## What is being asked
Return all lines from the listing below in which the string "development" occurs.

## Available data
-=-=-=-=-
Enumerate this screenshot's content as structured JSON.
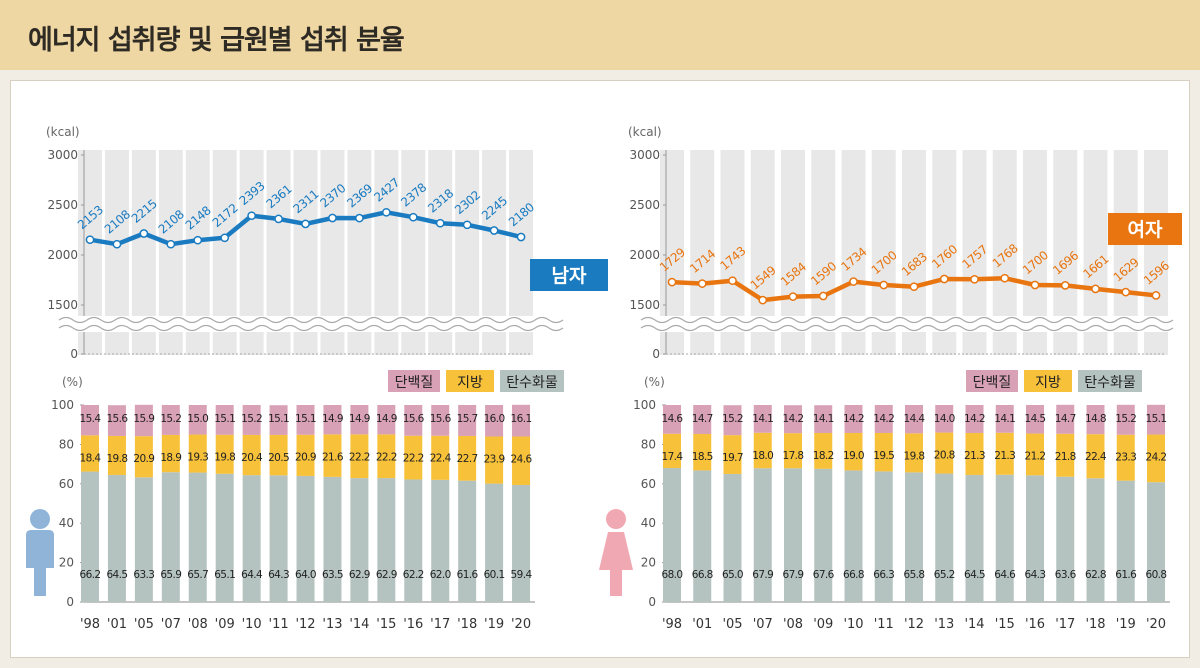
{
  "page_title": "에너지 섭취량 및 급원별 섭취 분율",
  "energy_unit": "(kcal)",
  "share_unit": "(%)",
  "energy_ticks": [
    "3000",
    "2500",
    "2000",
    "1500",
    "0"
  ],
  "share_ticks": [
    "100",
    "80",
    "60",
    "40",
    "20",
    "0"
  ],
  "legend": {
    "protein": "단백질",
    "fat": "지방",
    "carb": "탄수화물"
  },
  "colors": {
    "male_line": "#1a7bc1",
    "female_line": "#e87510",
    "protein": "#d9a1b5",
    "fat": "#f8c13a",
    "carb": "#b5c3c0",
    "male_badge": "#1a7bc1",
    "female_badge": "#e87510"
  },
  "chart_data": [
    {
      "type": "line",
      "name": "남자",
      "ylabel": "(kcal)",
      "ylim": [
        0,
        3000
      ],
      "categories": [
        "'98",
        "'01",
        "'05",
        "'07",
        "'08",
        "'09",
        "'10",
        "'11",
        "'12",
        "'13",
        "'14",
        "'15",
        "'16",
        "'17",
        "'18",
        "'19",
        "'20"
      ],
      "values": [
        2153,
        2108,
        2215,
        2108,
        2148,
        2172,
        2393,
        2361,
        2311,
        2370,
        2369,
        2427,
        2378,
        2318,
        2302,
        2245,
        2180
      ]
    },
    {
      "type": "line",
      "name": "여자",
      "ylabel": "(kcal)",
      "ylim": [
        0,
        3000
      ],
      "categories": [
        "'98",
        "'01",
        "'05",
        "'07",
        "'08",
        "'09",
        "'10",
        "'11",
        "'12",
        "'13",
        "'14",
        "'15",
        "'16",
        "'17",
        "'18",
        "'19",
        "'20"
      ],
      "values": [
        1729,
        1714,
        1743,
        1549,
        1584,
        1590,
        1734,
        1700,
        1683,
        1760,
        1757,
        1768,
        1700,
        1696,
        1661,
        1629,
        1596
      ]
    },
    {
      "type": "bar",
      "name": "남자",
      "ylabel": "(%)",
      "ylim": [
        0,
        100
      ],
      "categories": [
        "'98",
        "'01",
        "'05",
        "'07",
        "'08",
        "'09",
        "'10",
        "'11",
        "'12",
        "'13",
        "'14",
        "'15",
        "'16",
        "'17",
        "'18",
        "'19",
        "'20"
      ],
      "series": [
        {
          "name": "탄수화물",
          "values": [
            66.2,
            64.5,
            63.3,
            65.9,
            65.7,
            65.1,
            64.4,
            64.3,
            64.0,
            63.5,
            62.9,
            62.9,
            62.2,
            62.0,
            61.6,
            60.1,
            59.4
          ]
        },
        {
          "name": "지방",
          "values": [
            18.4,
            19.8,
            20.9,
            18.9,
            19.3,
            19.8,
            20.4,
            20.5,
            20.9,
            21.6,
            22.2,
            22.2,
            22.2,
            22.4,
            22.7,
            23.9,
            24.6
          ]
        },
        {
          "name": "단백질",
          "values": [
            15.4,
            15.6,
            15.9,
            15.2,
            15.0,
            15.1,
            15.2,
            15.1,
            15.1,
            14.9,
            14.9,
            14.9,
            15.6,
            15.6,
            15.7,
            16.0,
            16.1
          ]
        }
      ]
    },
    {
      "type": "bar",
      "name": "여자",
      "ylabel": "(%)",
      "ylim": [
        0,
        100
      ],
      "categories": [
        "'98",
        "'01",
        "'05",
        "'07",
        "'08",
        "'09",
        "'10",
        "'11",
        "'12",
        "'13",
        "'14",
        "'15",
        "'16",
        "'17",
        "'18",
        "'19",
        "'20"
      ],
      "series": [
        {
          "name": "탄수화물",
          "values": [
            68.0,
            66.8,
            65.0,
            67.9,
            67.9,
            67.6,
            66.8,
            66.3,
            65.8,
            65.2,
            64.5,
            64.6,
            64.3,
            63.6,
            62.8,
            61.6,
            60.8
          ]
        },
        {
          "name": "지방",
          "values": [
            17.4,
            18.5,
            19.7,
            18.0,
            17.8,
            18.2,
            19.0,
            19.5,
            19.8,
            20.8,
            21.3,
            21.3,
            21.2,
            21.8,
            22.4,
            23.3,
            24.2
          ]
        },
        {
          "name": "단백질",
          "values": [
            14.6,
            14.7,
            15.2,
            14.1,
            14.2,
            14.1,
            14.2,
            14.2,
            14.4,
            14.0,
            14.2,
            14.1,
            14.5,
            14.7,
            14.8,
            15.2,
            15.1
          ]
        }
      ]
    }
  ]
}
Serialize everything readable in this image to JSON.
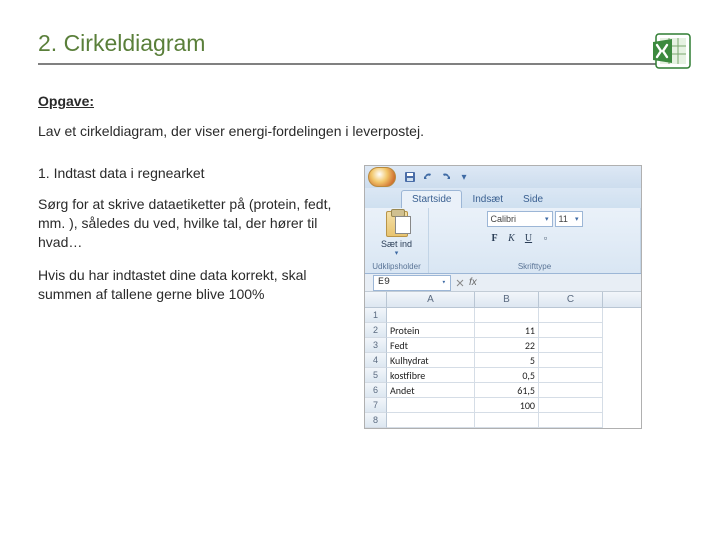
{
  "title": "2. Cirkeldiagram",
  "subheading": "Opgave:",
  "task": "Lav et cirkeldiagram, der viser energi-fordelingen i leverpostej.",
  "step_heading": "1. Indtast data i regnearket",
  "para1": "Sørg for at skrive dataetiketter på (protein, fedt, mm. ), således du ved, hvilke tal, der hører til hvad…",
  "para2": "Hvis du har indtastet dine data korrekt, skal summen af tallene gerne blive 100%",
  "excel": {
    "tabs": {
      "active": "Startside",
      "t2": "Indsæt",
      "t3": "Side"
    },
    "paste_label": "Sæt ind",
    "group_clipboard": "Udklipsholder",
    "group_font": "Skrifttype",
    "font_name": "Calibri",
    "font_size": "11",
    "biu": {
      "b": "F",
      "i": "K",
      "u": "U"
    },
    "name_box": "E9",
    "columns": [
      "A",
      "B",
      "C"
    ],
    "rows": [
      {
        "n": "1",
        "a": "",
        "b": ""
      },
      {
        "n": "2",
        "a": "Protein",
        "b": "11"
      },
      {
        "n": "3",
        "a": "Fedt",
        "b": "22"
      },
      {
        "n": "4",
        "a": "Kulhydrat",
        "b": "5"
      },
      {
        "n": "5",
        "a": "kostfibre",
        "b": "0,5"
      },
      {
        "n": "6",
        "a": "Andet",
        "b": "61,5"
      },
      {
        "n": "7",
        "a": "",
        "b": "100"
      },
      {
        "n": "8",
        "a": "",
        "b": ""
      }
    ]
  }
}
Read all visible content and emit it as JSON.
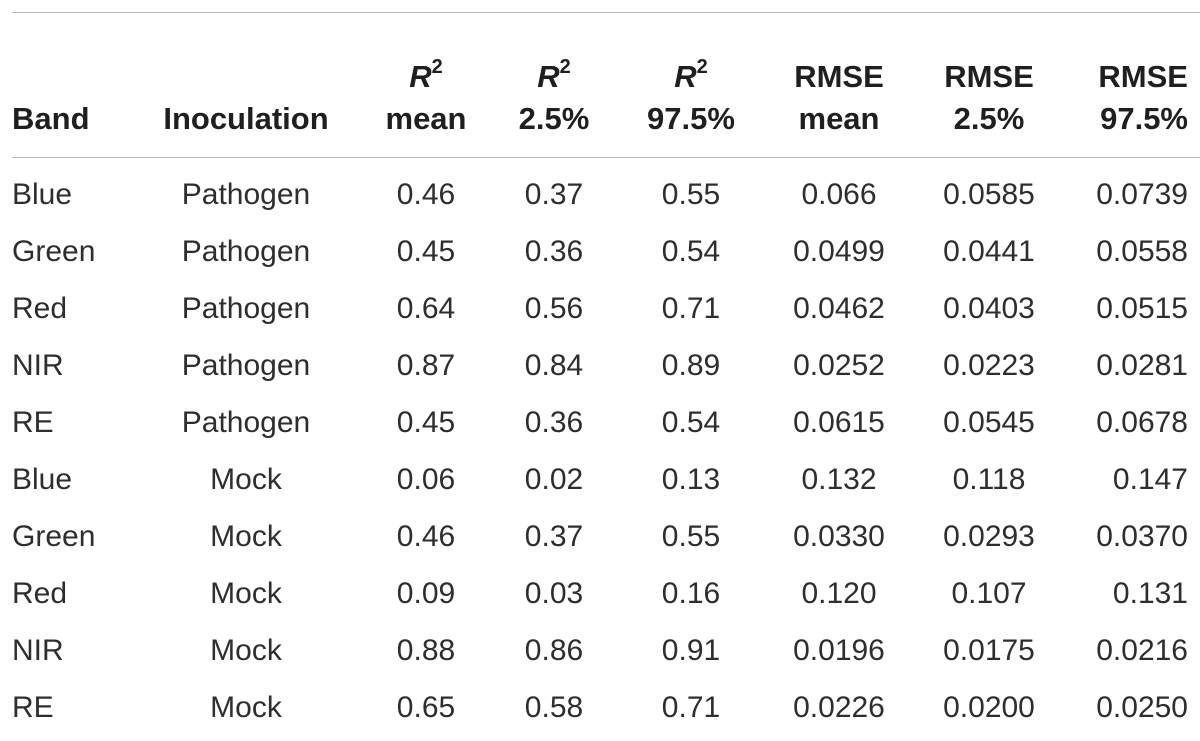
{
  "table": {
    "headers": [
      {
        "line1": "",
        "line2": "Band"
      },
      {
        "line1": "",
        "line2": "Inoculation"
      },
      {
        "line1_var": "R",
        "line1_sup": "2",
        "line2": "mean"
      },
      {
        "line1_var": "R",
        "line1_sup": "2",
        "line2": "2.5%"
      },
      {
        "line1_var": "R",
        "line1_sup": "2",
        "line2": "97.5%"
      },
      {
        "line1": "RMSE",
        "line2": "mean"
      },
      {
        "line1": "RMSE",
        "line2": "2.5%"
      },
      {
        "line1": "RMSE",
        "line2": "97.5%"
      }
    ],
    "rows": [
      [
        "Blue",
        "Pathogen",
        "0.46",
        "0.37",
        "0.55",
        "0.066",
        "0.0585",
        "0.0739"
      ],
      [
        "Green",
        "Pathogen",
        "0.45",
        "0.36",
        "0.54",
        "0.0499",
        "0.0441",
        "0.0558"
      ],
      [
        "Red",
        "Pathogen",
        "0.64",
        "0.56",
        "0.71",
        "0.0462",
        "0.0403",
        "0.0515"
      ],
      [
        "NIR",
        "Pathogen",
        "0.87",
        "0.84",
        "0.89",
        "0.0252",
        "0.0223",
        "0.0281"
      ],
      [
        "RE",
        "Pathogen",
        "0.45",
        "0.36",
        "0.54",
        "0.0615",
        "0.0545",
        "0.0678"
      ],
      [
        "Blue",
        "Mock",
        "0.06",
        "0.02",
        "0.13",
        "0.132",
        "0.118",
        "0.147"
      ],
      [
        "Green",
        "Mock",
        "0.46",
        "0.37",
        "0.55",
        "0.0330",
        "0.0293",
        "0.0370"
      ],
      [
        "Red",
        "Mock",
        "0.09",
        "0.03",
        "0.16",
        "0.120",
        "0.107",
        "0.131"
      ],
      [
        "NIR",
        "Mock",
        "0.88",
        "0.86",
        "0.91",
        "0.0196",
        "0.0175",
        "0.0216"
      ],
      [
        "RE",
        "Mock",
        "0.65",
        "0.58",
        "0.71",
        "0.0226",
        "0.0200",
        "0.0250"
      ]
    ]
  }
}
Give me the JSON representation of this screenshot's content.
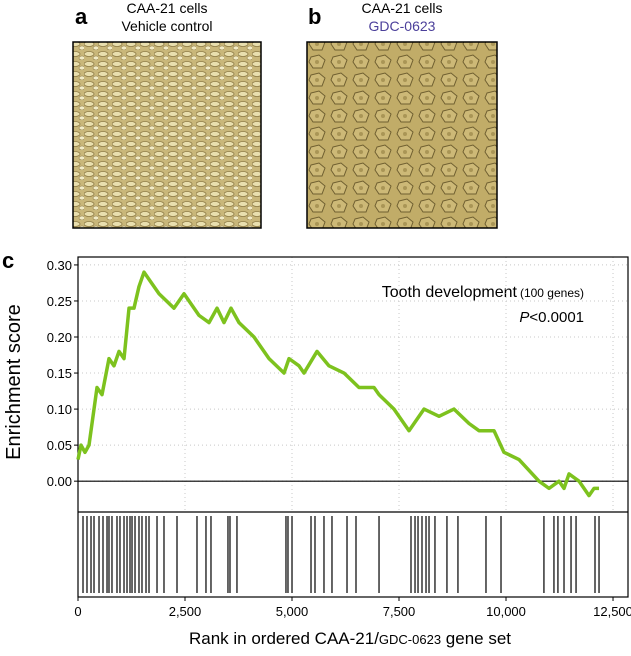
{
  "panels": [
    {
      "label": "a",
      "lines": [
        "CAA-21 cells",
        "Vehicle control"
      ]
    },
    {
      "label": "b",
      "lines": [
        "CAA-21 cells",
        "GDC-0623"
      ]
    }
  ],
  "chart_data": {
    "type": "line",
    "panel_label": "c",
    "ylabel": "Enrichment score",
    "xlabel_parts": [
      "Rank in ordered CAA-21/",
      "GDC-0623",
      " gene set"
    ],
    "annotation": {
      "title": "Tooth development",
      "genes": "(100 genes)",
      "p_italic": "P",
      "p_rest": "<0.0001"
    },
    "x": [
      0,
      70,
      164,
      257,
      374,
      444,
      561,
      724,
      841,
      958,
      1075,
      1192,
      1308,
      1425,
      1542,
      1659,
      1893,
      2243,
      2477,
      2827,
      3061,
      3248,
      3411,
      3575,
      3762,
      4112,
      4463,
      4813,
      4930,
      5164,
      5280,
      5584,
      5864,
      6215,
      6565,
      6916,
      7033,
      7383,
      7734,
      8084,
      8435,
      8785,
      9136,
      9369,
      9720,
      9953,
      10304,
      10771,
      11005,
      11238,
      11355,
      11472,
      11706,
      11939,
      12056,
      12173
    ],
    "series": [
      {
        "name": "Tooth development",
        "color": "#7dc21e",
        "values": [
          0.03,
          0.05,
          0.04,
          0.05,
          0.1,
          0.13,
          0.12,
          0.17,
          0.16,
          0.18,
          0.17,
          0.24,
          0.24,
          0.27,
          0.29,
          0.28,
          0.26,
          0.24,
          0.26,
          0.23,
          0.22,
          0.24,
          0.22,
          0.24,
          0.22,
          0.2,
          0.17,
          0.15,
          0.17,
          0.16,
          0.15,
          0.18,
          0.16,
          0.15,
          0.13,
          0.13,
          0.12,
          0.1,
          0.07,
          0.1,
          0.09,
          0.1,
          0.08,
          0.07,
          0.07,
          0.04,
          0.03,
          0.0,
          -0.01,
          0.0,
          -0.01,
          0.01,
          0.0,
          -0.02,
          -0.01,
          -0.01
        ]
      }
    ],
    "hits": [
      117,
      210,
      304,
      374,
      491,
      584,
      678,
      724,
      794,
      911,
      981,
      1075,
      1145,
      1215,
      1262,
      1332,
      1425,
      1495,
      1589,
      1659,
      1846,
      2009,
      2313,
      2780,
      2990,
      3107,
      3504,
      3551,
      3714,
      4859,
      4906,
      5000,
      5444,
      5537,
      5747,
      5934,
      6285,
      6495,
      7033,
      7780,
      7874,
      7944,
      8037,
      8131,
      8201,
      8340,
      8620,
      8877,
      9532,
      9883,
      10886,
      11120,
      11213,
      11355,
      11519,
      11636,
      12079,
      12173
    ],
    "xlim": [
      0,
      12850
    ],
    "ylim": [
      -0.04,
      0.311
    ],
    "xticks": [
      0,
      {
        "value": 2500,
        "label": "2,500"
      },
      {
        "value": 5000,
        "label": "5,000"
      },
      {
        "value": 7500,
        "label": "7,500"
      },
      {
        "value": 10000,
        "label": "10,000"
      },
      {
        "value": 12500,
        "label": "12,500"
      }
    ],
    "yticks": [
      {
        "value": 0,
        "label": "0.00"
      },
      {
        "value": 0.05,
        "label": "0.05"
      },
      {
        "value": 0.1,
        "label": "0.10"
      },
      {
        "value": 0.15,
        "label": "0.15"
      },
      {
        "value": 0.2,
        "label": "0.20"
      },
      {
        "value": 0.25,
        "label": "0.25"
      },
      {
        "value": 0.3,
        "label": "0.30"
      }
    ],
    "grid": true
  }
}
-=-=-=-=-
## Final answer
      "title": "Tooth development",
        "name": "Tooth development",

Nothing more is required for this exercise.